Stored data
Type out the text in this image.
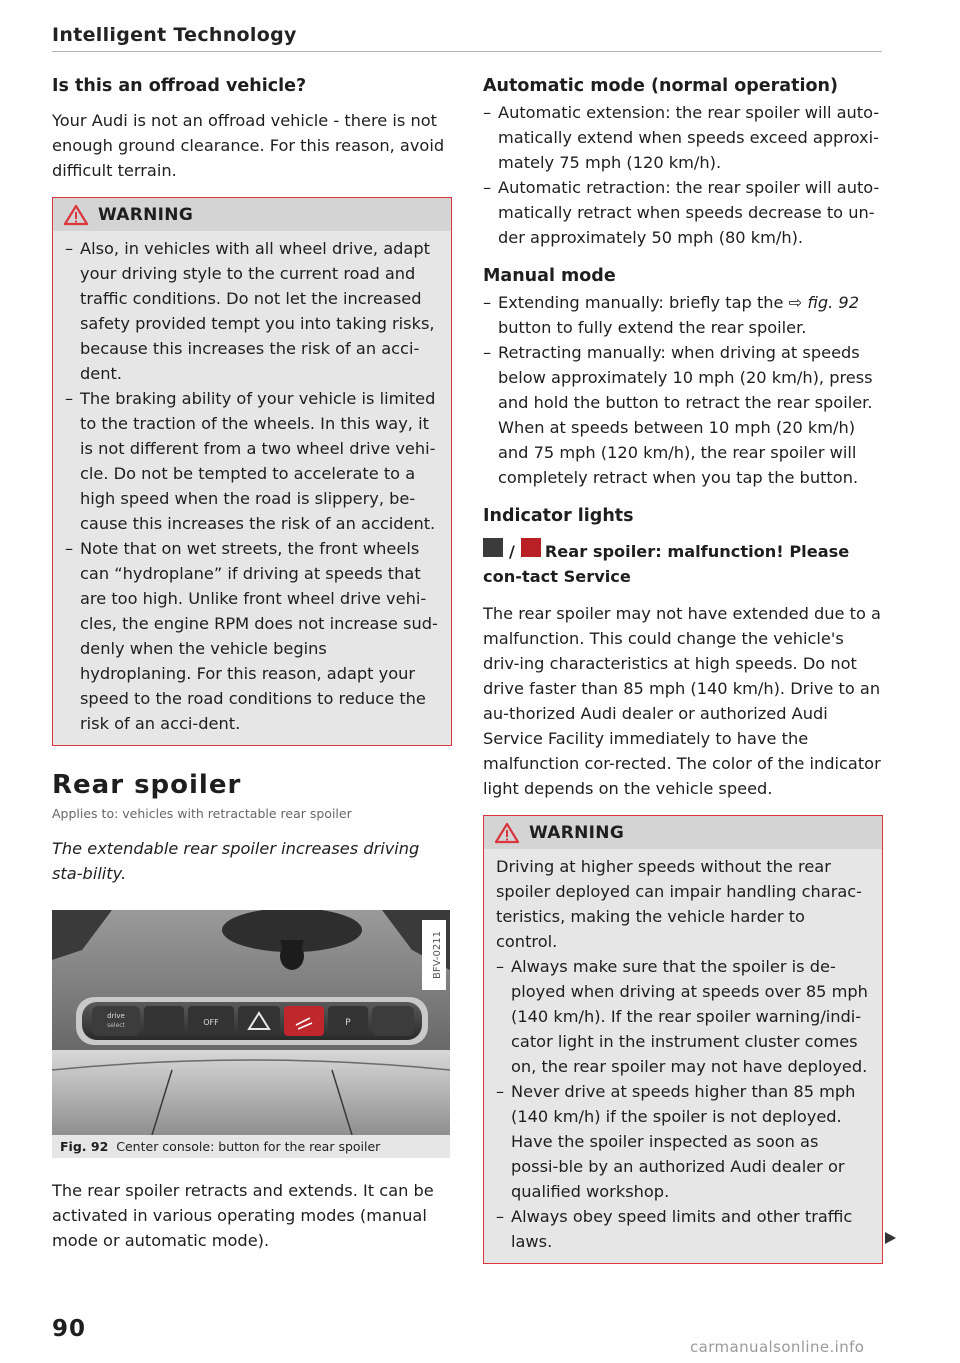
Intelligent Technology
Is this an offroad vehicle?

Your Audi is not an offroad vehicle - there is not enough ground clearance. For this reason, avoid difficult terrain.

WARNING
– Also, in vehicles with all wheel drive, adapt your driving style to the current road and traffic conditions. Do not let the increased safety provided tempt you into taking risks, because this increases the risk of an acci-dent.
– The braking ability of your vehicle is limited to the traction of the wheels. In this way, it is not different from a two wheel drive vehi-cle. Do not be tempted to accelerate to a high speed when the road is slippery, be-cause this increases the risk of an accident.
– Note that on wet streets, the front wheels can “hydroplane” if driving at speeds that are too high. Unlike front wheel drive vehi-cles, the engine RPM does not increase sud-denly when the vehicle begins hydroplaning. For this reason, adapt your speed to the road conditions to reduce the risk of an acci-dent.
Rear spoiler
Applies to: vehicles with retractable rear spoiler
The extendable rear spoiler increases driving sta-bility.
drive
select	OFF	P
BFV-0211
Fig. 92 Center console: button for the rear spoiler

The rear spoiler retracts and extends. It can be activated in various operating modes (manual mode or automatic mode).

Automatic mode (normal operation)
– Automatic extension: the rear spoiler will auto-matically extend when speeds exceed approxi-mately 75 mph (120 km/h).
– Automatic retraction: the rear spoiler will auto-matically retract when speeds decrease to un-der approximately 50 mph (80 km/h).
Manual mode
– Extending manually: briefly tap the ⇨ fig. 92 button to fully extend the rear spoiler.
– Retracting manually: when driving at speeds below approximately 10 mph (20 km/h), press and hold the button to retract the rear spoiler. When at speeds between 10 mph (20 km/h) and 75 mph (120 km/h), the rear spoiler will completely retract when you tap the button.
Indicator lights
/ Rear spoiler: malfunction! Please con-tact Service

The rear spoiler may not have extended due to a malfunction. This could change the vehicle's driv-ing characteristics at high speeds. Do not drive faster than 85 mph (140 km/h). Drive to an au-thorized Audi dealer or authorized Audi Service Facility immediately to have the malfunction cor-rected. The color of the indicator light depends on the vehicle speed.

WARNING

Driving at higher speeds without the rear spoiler deployed can impair handling charac-teristics, making the vehicle harder to control.

– Always make sure that the spoiler is de-ployed when driving at speeds over 85 mph (140 km/h). If the rear spoiler warning/indi-cator light in the instrument cluster comes on, the rear spoiler may not have deployed.
– Never drive at speeds higher than 85 mph (140 km/h) if the spoiler is not deployed. Have the spoiler inspected as soon as possi-ble by an authorized Audi dealer or qualified workshop.
– Always obey speed limits and other traffic laws.
90
carmanualsonline.info
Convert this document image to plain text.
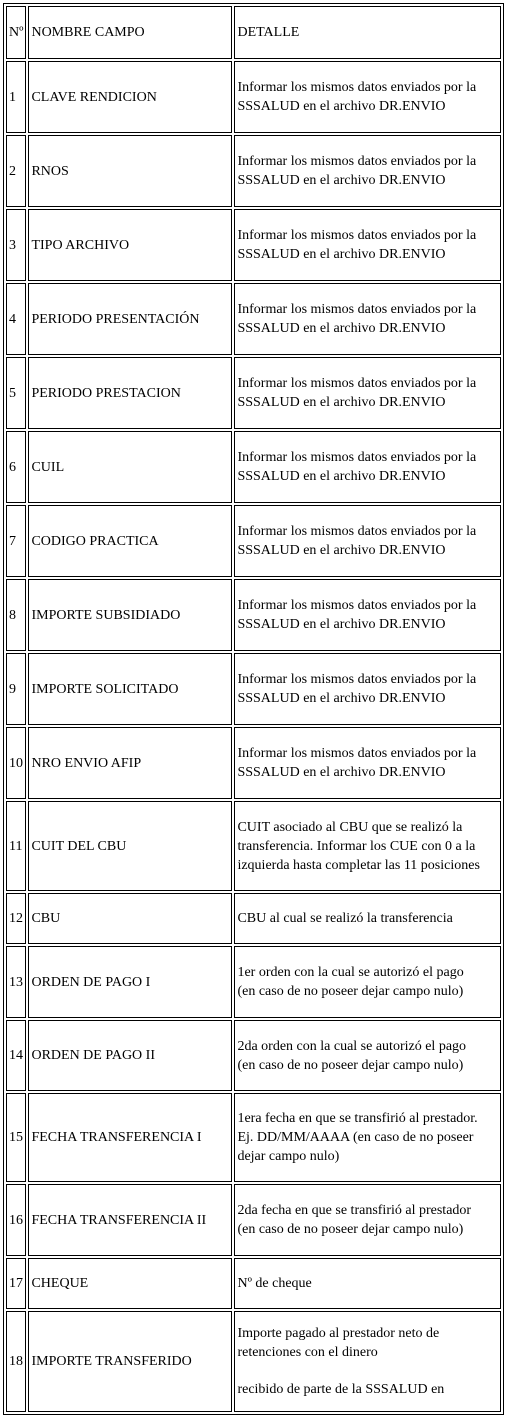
Nº	NOMBRE CAMPO	DETALLE
1	CLAVE RENDICION	Informar los mismos datos enviados por la
SSSALUD en el archivo DR.ENVIO

2	RNOS	Informar los mismos datos enviados por la
SSSALUD en el archivo DR.ENVIO

3	TIPO ARCHIVO	Informar los mismos datos enviados por la
SSSALUD en el archivo DR.ENVIO

4	PERIODO PRESENTACIÓN	Informar los mismos datos enviados por la
SSSALUD en el archivo DR.ENVIO

5	PERIODO PRESTACION	Informar los mismos datos enviados por la
SSSALUD en el archivo DR.ENVIO

6	CUIL	Informar los mismos datos enviados por la
SSSALUD en el archivo DR.ENVIO

7	CODIGO PRACTICA	Informar los mismos datos enviados por la
SSSALUD en el archivo DR.ENVIO

8	IMPORTE SUBSIDIADO	Informar los mismos datos enviados por la
SSSALUD en el archivo DR.ENVIO

9	IMPORTE SOLICITADO	Informar los mismos datos enviados por la
SSSALUD en el archivo DR.ENVIO

10	NRO ENVIO AFIP	Informar los mismos datos enviados por la
SSSALUD en el archivo DR.ENVIO

11	CUIT DEL CBU	CUIT asociado al CBU que se realizó la
transferencia. Informar los CUE con 0 a la
izquierda hasta completar las 11 posiciones

12	CBU	CBU al cual se realizó la transferencia

13	ORDEN DE PAGO I	1er orden con la cual se autorizó el pago
(en caso de no poseer dejar campo nulo)

14	ORDEN DE PAGO II	2da orden con la cual se autorizó el pago
(en caso de no poseer dejar campo nulo)

15	FECHA TRANSFERENCIA I	1era fecha en que se transfirió al prestador.
Ej. DD/MM/AAAA (en caso de no poseer
dejar campo nulo)

16	FECHA TRANSFERENCIA II	2da fecha en que se transfirió al prestador
(en caso de no poseer dejar campo nulo)

17	CHEQUE	Nº de cheque

18	IMPORTE TRANSFERIDO	Importe pagado al prestador neto de
retenciones con el dinero
recibido de parte de la SSSALUD en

▸ EXERCISE DESCRIPTION:
Do not include images; quote all of the entries above exactly.

▸ EXERCISE OUTPUT:
Type out the text in this image.
Intelligent Technology
Is this an offroad vehicle?

Your Audi is not an offroad vehicle - there is not enough ground clearance. For this reason, avoid difficult terrain.

WARNING
– Also, in vehicles with all wheel drive, adapt your driving style to the current road and traffic conditions. Do not let the increased safety provided tempt you into taking risks, because this increases the risk of an acci-dent.
– The braking ability of your vehicle is limited to the traction of the wheels. In this way, it is not different from a two wheel drive vehi-cle. Do not be tempted to accelerate to a high speed when the road is slippery, be-cause this increases the risk of an accident.
– Note that on wet streets, the front wheels can “hydroplane” if driving at speeds that are too high. Unlike front wheel drive vehi-cles, the engine RPM does not increase sud-denly when the vehicle begins hydroplaning. For this reason, adapt your speed to the road conditions to reduce the risk of an acci-dent.
Rear spoiler
Applies to: vehicles with retractable rear spoiler
The extendable rear spoiler increases driving sta-bility.
drive
select	OFF	P
BFV-0211
Fig. 92 Center console: button for the rear spoiler

The rear spoiler retracts and extends. It can be activated in various operating modes (manual mode or automatic mode).

Automatic mode (normal operation)
– Automatic extension: the rear spoiler will auto-matically extend when speeds exceed approxi-mately 75 mph (120 km/h).
– Automatic retraction: the rear spoiler will auto-matically retract when speeds decrease to un-der approximately 50 mph (80 km/h).
Manual mode
– Extending manually: briefly tap the ⇨ fig. 92 button to fully extend the rear spoiler.
– Retracting manually: when driving at speeds below approximately 10 mph (20 km/h), press and hold the button to retract the rear spoiler. When at speeds between 10 mph (20 km/h) and 75 mph (120 km/h), the rear spoiler will completely retract when you tap the button.
Indicator lights
/ Rear spoiler: malfunction! Please con-tact Service

The rear spoiler may not have extended due to a malfunction. This could change the vehicle's driv-ing characteristics at high speeds. Do not drive faster than 85 mph (140 km/h). Drive to an au-thorized Audi dealer or authorized Audi Service Facility immediately to have the malfunction cor-rected. The color of the indicator light depends on the vehicle speed.

WARNING

Driving at higher speeds without the rear spoiler deployed can impair handling charac-teristics, making the vehicle harder to control.

– Always make sure that the spoiler is de-ployed when driving at speeds over 85 mph (140 km/h). If the rear spoiler warning/indi-cator light in the instrument cluster comes on, the rear spoiler may not have deployed.
– Never drive at speeds higher than 85 mph (140 km/h) if the spoiler is not deployed. Have the spoiler inspected as soon as possi-ble by an authorized Audi dealer or qualified workshop.
– Always obey speed limits and other traffic laws.
90
carmanualsonline.info
Convert this document image to plain text.
Nº	NOMBRE CAMPO	DETALLE
1	CLAVE RENDICION	Informar los mismos datos enviados por la
SSSALUD en el archivo DR.ENVIO

2	RNOS	Informar los mismos datos enviados por la
SSSALUD en el archivo DR.ENVIO

3	TIPO ARCHIVO	Informar los mismos datos enviados por la
SSSALUD en el archivo DR.ENVIO

4	PERIODO PRESENTACIÓN	Informar los mismos datos enviados por la
SSSALUD en el archivo DR.ENVIO

5	PERIODO PRESTACION	Informar los mismos datos enviados por la
SSSALUD en el archivo DR.ENVIO

6	CUIL	Informar los mismos datos enviados por la
SSSALUD en el archivo DR.ENVIO

7	CODIGO PRACTICA	Informar los mismos datos enviados por la
SSSALUD en el archivo DR.ENVIO

8	IMPORTE SUBSIDIADO	Informar los mismos datos enviados por la
SSSALUD en el archivo DR.ENVIO

9	IMPORTE SOLICITADO	Informar los mismos datos enviados por la
SSSALUD en el archivo DR.ENVIO

10	NRO ENVIO AFIP	Informar los mismos datos enviados por la
SSSALUD en el archivo DR.ENVIO

11	CUIT DEL CBU	CUIT asociado al CBU que se realizó la
transferencia. Informar los CUE con 0 a la
izquierda hasta completar las 11 posiciones

12	CBU	CBU al cual se realizó la transferencia

13	ORDEN DE PAGO I	1er orden con la cual se autorizó el pago
(en caso de no poseer dejar campo nulo)

14	ORDEN DE PAGO II	2da orden con la cual se autorizó el pago
(en caso de no poseer dejar campo nulo)

15	FECHA TRANSFERENCIA I	1era fecha en que se transfirió al prestador.
Ej. DD/MM/AAAA (en caso de no poseer
dejar campo nulo)

16	FECHA TRANSFERENCIA II	2da fecha en que se transfirió al prestador
(en caso de no poseer dejar campo nulo)

17	CHEQUE	Nº de cheque

18	IMPORTE TRANSFERIDO	Importe pagado al prestador neto de
retenciones con el dinero
recibido de parte de la SSSALUD en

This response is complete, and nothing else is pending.